++++ PROVIDED TEXT ++++
Brani Buric, executive vice president at Virage Logic, talks about changes in system-level design.

It used to be fun to be a chip architect. You could wake up in the morning, grab a cup of strong black coffee and run through a few power and performance tradeoff calculations before deciding on the high-level architecture. That would set the engineering direction for months, if not years. On a good day, after introducing a steady infusion of caffeine into your bloodstream, you felt like the all-powerful creator of an electronic universe.

That dream job began showing its first signs of vulnerability at the 130nm process node, especially as the SoC began emerging as the leading design platform. The job description began weakening further at 90nm, and by 65nm it has transcended into something far less satisfactory—and the trend only gets worse from here. More people are entering into the conceptual design phase of building a chip with each rev of Moore’s Law. Suddenly, there are people talking about power budgets and yield and verification engineers trying to build in ways to solve their problems earlier. Managers are screaming for first-time silicon success. And software engineers—who, incidentally, no one has ever understood very well—are now sitting at the table at initial conception, slurping Diet Coke or Mountain Dew, and speaking a language no hardware engineer can understand.

Welcome to the brave new world of hardware engineering. It’s called system-level design, and it’s become so complex that just to get the job done now requires steady and concurrent input of multiple disciplines. Engineers are struggling to keep up with multiple power domains, multiple cores that exist only because classical scaling for performance died at 90nm, and timing issues that get complicated by shared busses, shared memory, and shared resources within engineering groups.

“The technologies for low-power design are well understood for silicon,” says Nikhil Jayaram, director of CPP engineering at Cisco Systems. “The challenge is in the complexity of those technologies. You have to ask yourself, can you pull it off in a reasonable design cycle?”

The answer is always yes, of course, but the cost is not always easy to swallow. Complexity is measured in terms of additional resources. Jayaram said that number is about 20% to 50% extra per design, depending upon the complexity of the design itself. Why? “You have to buy more tools and use more people.”

There are plenty of tools, too. In order to address this complexity, vendors have been introducing a steady stream of new tools that raise abstraction levels or combine multiple tasks. Those go hand in hand with new standards such as TLM 2.0. But the learning curve on these new tools and standards is quite steep, demanding time from engineers who are hard pressed already. Even the IP that is supposed to simplify chip design and development is so complicated that it often needs additional IP just to be able to ensure it can be debugged or manufactured properly.

One verification engineer at a very large, well-known chip maker (he asked for anonymity because he didn’t get approval from his bosses before talking to System-Level Design), said overload is becoming a serious issue among engineers.

“Designers are required to become experts in three completely different languages that the industry has standardized on as mainstream,” says the engineer. “The languages are SVA (System Verilog Assertion) for the assertion-based methodology, SV (System Verilog) for the testbench methodology, and C/C++ for system-level hardware/software verification. A verification engineer cannot get by without becoming an expert in these three languages. The way to deal with this is through the right schooling so that engineers come out with the expertise in all three. Standards have definitely helped with this. The frustration of course will be for the engineers that are on the job for many years and now need to become skillful in three different areas. As things are today, I am finding it very difficult to justify all three methodologies to my customers and they are missing out on quality because of this.”
++++ LISTED RECORDS ++++
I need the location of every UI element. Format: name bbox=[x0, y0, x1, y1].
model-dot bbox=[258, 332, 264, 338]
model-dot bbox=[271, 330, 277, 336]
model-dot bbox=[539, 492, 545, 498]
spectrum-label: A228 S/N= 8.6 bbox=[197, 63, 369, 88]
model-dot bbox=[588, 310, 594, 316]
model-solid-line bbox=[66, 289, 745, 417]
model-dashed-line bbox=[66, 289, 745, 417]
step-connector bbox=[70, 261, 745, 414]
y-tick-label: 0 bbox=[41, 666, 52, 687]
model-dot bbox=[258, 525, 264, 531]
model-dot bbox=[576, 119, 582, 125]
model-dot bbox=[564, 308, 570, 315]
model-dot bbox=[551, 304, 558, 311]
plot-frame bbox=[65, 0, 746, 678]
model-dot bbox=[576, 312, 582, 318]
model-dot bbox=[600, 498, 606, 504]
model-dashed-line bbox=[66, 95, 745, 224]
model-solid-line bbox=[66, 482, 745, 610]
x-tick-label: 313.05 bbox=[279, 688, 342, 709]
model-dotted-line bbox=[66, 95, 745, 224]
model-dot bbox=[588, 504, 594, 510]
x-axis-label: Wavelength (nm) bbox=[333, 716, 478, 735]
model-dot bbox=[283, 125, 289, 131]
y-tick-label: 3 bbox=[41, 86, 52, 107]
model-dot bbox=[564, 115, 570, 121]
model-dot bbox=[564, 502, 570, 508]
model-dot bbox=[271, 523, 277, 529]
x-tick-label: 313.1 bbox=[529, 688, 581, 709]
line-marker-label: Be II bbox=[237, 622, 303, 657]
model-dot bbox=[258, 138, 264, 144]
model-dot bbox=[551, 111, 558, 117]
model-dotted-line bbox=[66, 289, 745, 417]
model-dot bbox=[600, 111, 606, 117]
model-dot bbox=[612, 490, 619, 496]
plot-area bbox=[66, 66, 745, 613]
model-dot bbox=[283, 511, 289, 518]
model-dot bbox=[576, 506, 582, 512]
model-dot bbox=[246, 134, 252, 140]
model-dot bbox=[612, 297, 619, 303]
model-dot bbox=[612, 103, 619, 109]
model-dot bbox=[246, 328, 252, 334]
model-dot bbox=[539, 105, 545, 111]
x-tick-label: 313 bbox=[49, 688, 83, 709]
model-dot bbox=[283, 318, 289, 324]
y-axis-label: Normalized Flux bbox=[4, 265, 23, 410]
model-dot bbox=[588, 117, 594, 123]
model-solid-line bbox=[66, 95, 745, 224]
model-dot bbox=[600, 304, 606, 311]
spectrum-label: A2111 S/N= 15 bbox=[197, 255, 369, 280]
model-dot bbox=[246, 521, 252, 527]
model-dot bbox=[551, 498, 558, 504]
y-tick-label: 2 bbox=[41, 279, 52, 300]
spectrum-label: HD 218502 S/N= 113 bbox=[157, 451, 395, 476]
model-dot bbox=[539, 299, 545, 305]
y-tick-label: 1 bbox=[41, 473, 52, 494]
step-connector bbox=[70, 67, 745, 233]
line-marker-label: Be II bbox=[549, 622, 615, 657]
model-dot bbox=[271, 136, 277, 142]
++++
Please return the passage of the system-level design text from "There are plenty" to "or manufactured properly.", copied word for word.

There are plenty of tools, too. In order to address this complexity, vendors have been introducing a steady stream of new tools that raise abstraction levels or combine multiple tasks. Those go hand in hand with new standards such as TLM 2.0. But the learning curve on these new tools and standards is quite steep, demanding time from engineers who are hard pressed already. Even the IP that is supposed to simplify chip design and development is so complicated that it often needs additional IP just to be able to ensure it can be debugged or manufactured properly.